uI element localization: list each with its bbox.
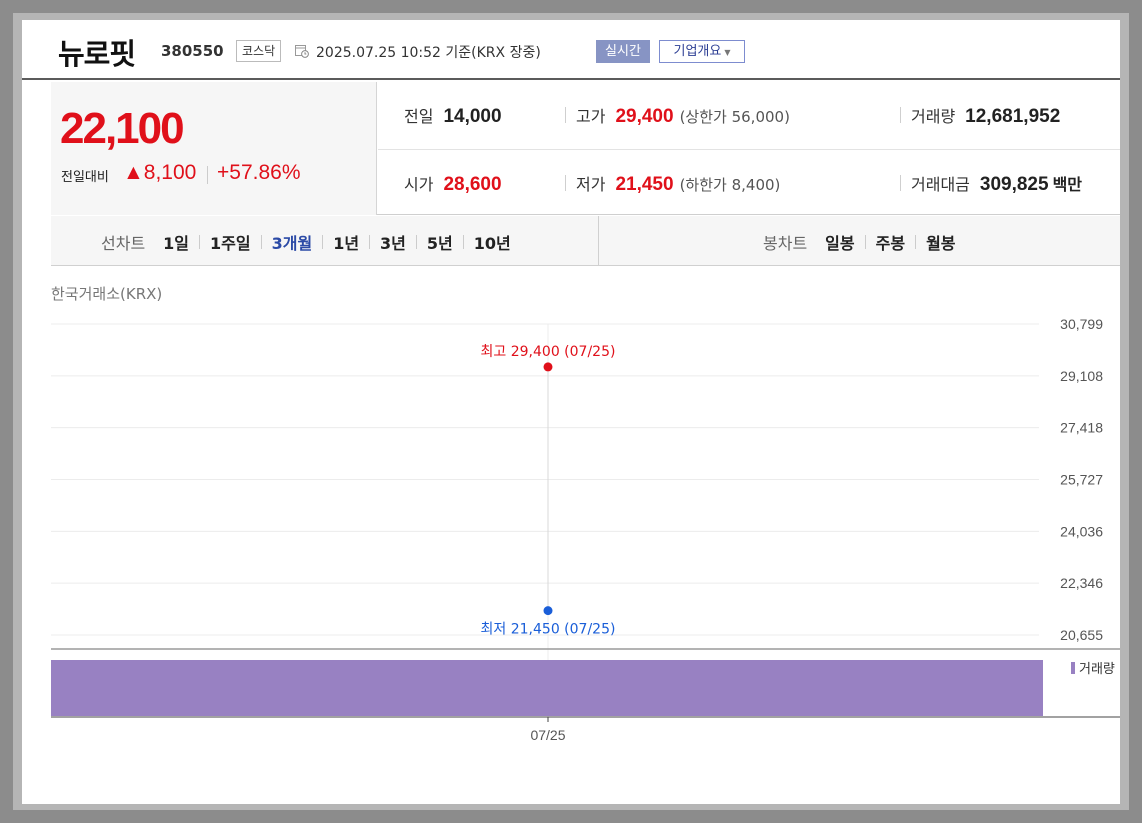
low-point [543, 606, 553, 616]
y-tick-label: 22,346 [1060, 575, 1103, 591]
high-point [543, 362, 553, 372]
stock-page: 뉴로핏 380550 코스닥 2025.07.25 10:52 기준(KRX 장… [22, 20, 1120, 804]
volume-bar [51, 660, 1043, 716]
y-tick-label: 27,418 [1060, 420, 1103, 436]
low-label: 최저 21,450 (07/25) [481, 622, 616, 638]
y-tick-label: 25,727 [1060, 472, 1103, 488]
volume-legend-label: 거래량 [1079, 662, 1115, 677]
x-tick-label: 07/25 [530, 727, 565, 743]
price-chart: 30,799 29,108 27,418 25,727 24,036 22,346 20,6… [51, 316, 1120, 743]
y-tick-label: 29,108 [1060, 368, 1103, 384]
high-label: 최고 29,400 (07/25) [481, 344, 616, 360]
y-tick-label: 24,036 [1060, 523, 1103, 539]
y-tick-label: 30,799 [1060, 316, 1103, 332]
y-tick-label: 20,655 [1060, 627, 1103, 643]
volume-legend-swatch [1071, 662, 1075, 674]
····················
What the exercise asks
Write out the whole listing above, word for word and line for line, leaving out the picture.

Complete answer
uI element localization: list each with its bbox.
low-point [543, 606, 553, 616]
y-tick-label: 22,346 [1060, 575, 1103, 591]
high-point [543, 362, 553, 372]
stock-page: 뉴로핏 380550 코스닥 2025.07.25 10:52 기준(KRX 장… [22, 20, 1120, 804]
volume-bar [51, 660, 1043, 716]
y-tick-label: 27,418 [1060, 420, 1103, 436]
low-label: 최저 21,450 (07/25) [481, 622, 616, 638]
y-tick-label: 25,727 [1060, 472, 1103, 488]
volume-legend-label: 거래량 [1079, 662, 1115, 677]
x-tick-label: 07/25 [530, 727, 565, 743]
price-chart: 30,799 29,108 27,418 25,727 24,036 22,346 20,6… [51, 316, 1120, 743]
y-tick-label: 29,108 [1060, 368, 1103, 384]
high-label: 최고 29,400 (07/25) [481, 344, 616, 360]
y-tick-label: 24,036 [1060, 523, 1103, 539]
y-tick-label: 30,799 [1060, 316, 1103, 332]
y-tick-label: 20,655 [1060, 627, 1103, 643]
volume-legend-swatch [1071, 662, 1075, 674]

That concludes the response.